• _EXERCISE DIRECTIONS_: Your task is to give the number of lines in the listing that include "CustomerID", and nothing else.

# Start of SUPPLIED ENTRIES

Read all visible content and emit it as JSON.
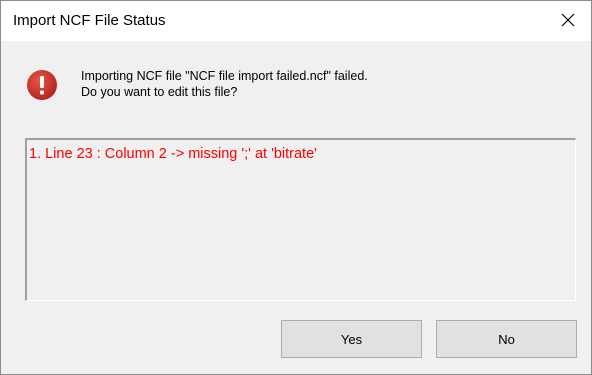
{
  "window": {
    "title": "Import NCF File Status"
  },
  "icons": {
    "close": "close-icon",
    "error": "error-icon"
  },
  "message": {
    "line1": "Importing NCF file \"NCF file import failed.ncf\" failed.",
    "line2": "Do you want to edit this file?"
  },
  "details": {
    "lines": [
      "1. Line 23 : Column 2 -> missing ';' at 'bitrate'"
    ]
  },
  "buttons": {
    "yes_label": "Yes",
    "no_label": "No"
  },
  "colors": {
    "error_text": "#ff0000",
    "error_icon": "#c42b1c",
    "dialog_background": "#f0f0f0"
  }
}
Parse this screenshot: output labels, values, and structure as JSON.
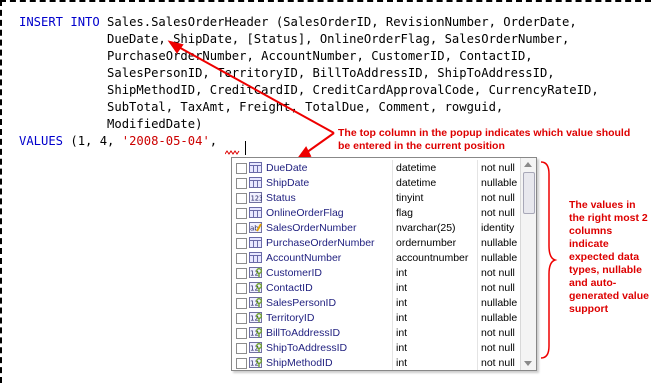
{
  "code": {
    "lines": [
      {
        "kw": "INSERT INTO",
        "text": " Sales.SalesOrderHeader (SalesOrderID, RevisionNumber, OrderDate,"
      },
      {
        "kw": "",
        "text": "            DueDate, ShipDate, [Status], OnlineOrderFlag, SalesOrderNumber,"
      },
      {
        "kw": "",
        "text": "            PurchaseOrderNumber, AccountNumber, CustomerID, ContactID,"
      },
      {
        "kw": "",
        "text": "            SalesPersonID, TerritoryID, BillToAddressID, ShipToAddressID,"
      },
      {
        "kw": "",
        "text": "            ShipMethodID, CreditCardID, CreditCardApprovalCode, CurrencyRateID,"
      },
      {
        "kw": "",
        "text": "            SubTotal, TaxAmt, Freight, TotalDue, Comment, rowguid,"
      },
      {
        "kw": "",
        "text": "            ModifiedDate)"
      }
    ],
    "values_line": {
      "kw": "VALUES",
      "pre": " (1, 4, ",
      "str": "'2008-05-04'",
      "post": ","
    }
  },
  "annotations": {
    "top_note": "The top column in the popup indicates which value should be entered in the current position",
    "right_note": "The values in the right most 2 columns indicate expected data types, nullable and auto-generated value support"
  },
  "popup": {
    "rows": [
      {
        "name": "DueDate",
        "type": "datetime",
        "null": "not null",
        "icon": "column-icon"
      },
      {
        "name": "ShipDate",
        "type": "datetime",
        "null": "nullable",
        "icon": "column-icon"
      },
      {
        "name": "Status",
        "type": "tinyint",
        "null": "not null",
        "icon": "numeric-column-icon"
      },
      {
        "name": "OnlineOrderFlag",
        "type": "flag",
        "null": "not null",
        "icon": "column-icon"
      },
      {
        "name": "SalesOrderNumber",
        "type": "nvarchar(25)",
        "null": "identity",
        "icon": "computed-column-icon"
      },
      {
        "name": "PurchaseOrderNumber",
        "type": "ordernumber",
        "null": "nullable",
        "icon": "column-icon"
      },
      {
        "name": "AccountNumber",
        "type": "accountnumber",
        "null": "nullable",
        "icon": "column-icon"
      },
      {
        "name": "CustomerID",
        "type": "int",
        "null": "not null",
        "icon": "key-column-icon"
      },
      {
        "name": "ContactID",
        "type": "int",
        "null": "not null",
        "icon": "key-column-icon"
      },
      {
        "name": "SalesPersonID",
        "type": "int",
        "null": "nullable",
        "icon": "key-column-icon"
      },
      {
        "name": "TerritoryID",
        "type": "int",
        "null": "nullable",
        "icon": "key-column-icon"
      },
      {
        "name": "BillToAddressID",
        "type": "int",
        "null": "not null",
        "icon": "key-column-icon"
      },
      {
        "name": "ShipToAddressID",
        "type": "int",
        "null": "not null",
        "icon": "key-column-icon"
      },
      {
        "name": "ShipMethodID",
        "type": "int",
        "null": "not null",
        "icon": "key-column-icon"
      }
    ]
  },
  "colors": {
    "keyword": "#0000cc",
    "string": "#cc0000",
    "annotation": "#dd0000"
  }
}
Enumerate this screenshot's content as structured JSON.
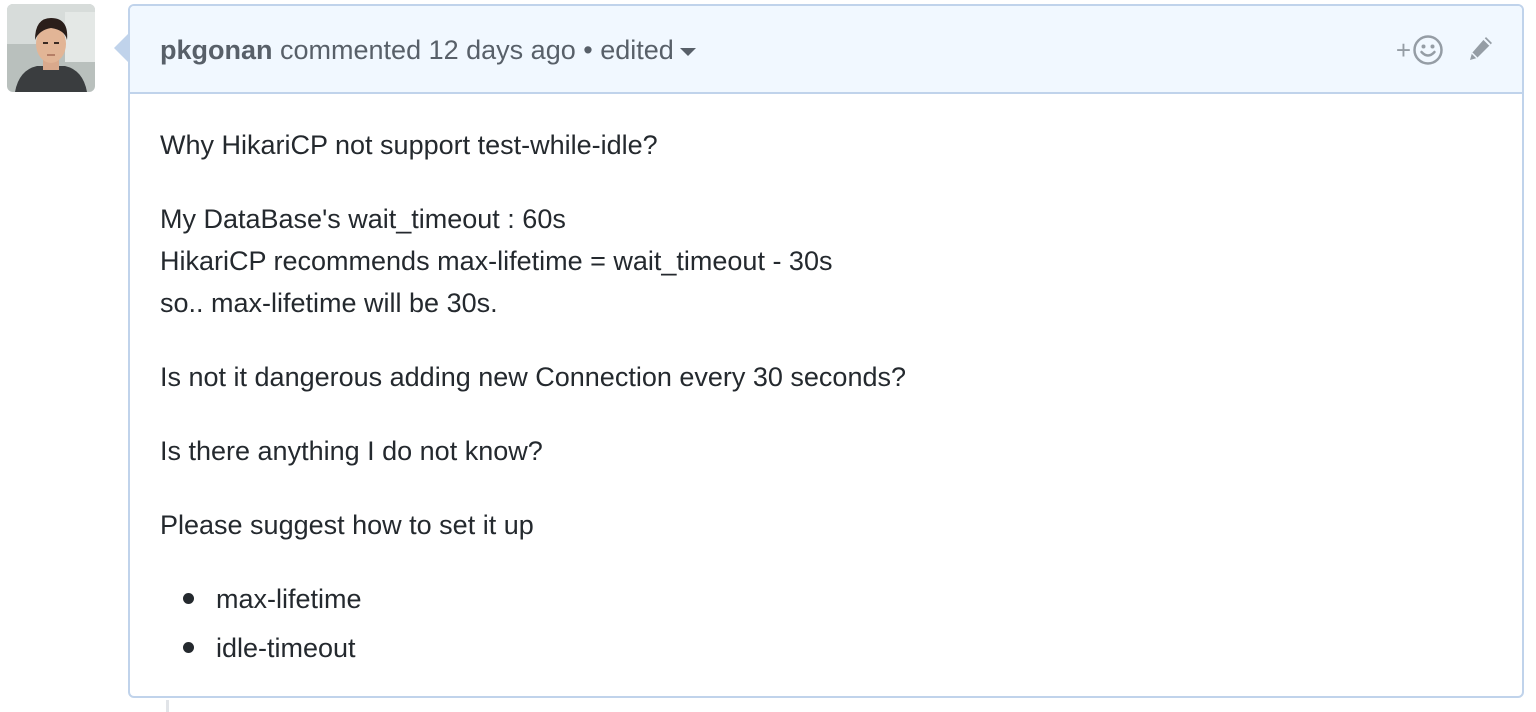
{
  "comment": {
    "author": "pkgonan",
    "action": "commented",
    "time": "12 days ago",
    "separator": "•",
    "edited_label": "edited",
    "icons": {
      "avatar": "user-avatar-photo",
      "reaction": "smiley-plus-icon",
      "edit": "pencil-icon",
      "edited_dropdown": "caret-down-icon"
    },
    "reaction_plus": "+",
    "paragraphs": [
      "Why HikariCP not support test-while-idle?",
      "Is not it dangerous adding new Connection every 30 seconds?",
      "Is there anything I do not know?",
      "Please suggest how to set it up"
    ],
    "multiline": [
      "My DataBase's wait_timeout : 60s",
      "HikariCP recommends max-lifetime = wait_timeout - 30s",
      "so.. max-lifetime will be 30s."
    ],
    "list_items": [
      "max-lifetime",
      "idle-timeout"
    ]
  },
  "colors": {
    "header_bg": "#f1f8ff",
    "border": "#c0d3eb",
    "meta_text": "#586069",
    "body_text": "#24292e"
  }
}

# End of SUPPLIED ENTRIES

• _SOLUTION TO THIS PROBLEM_: 2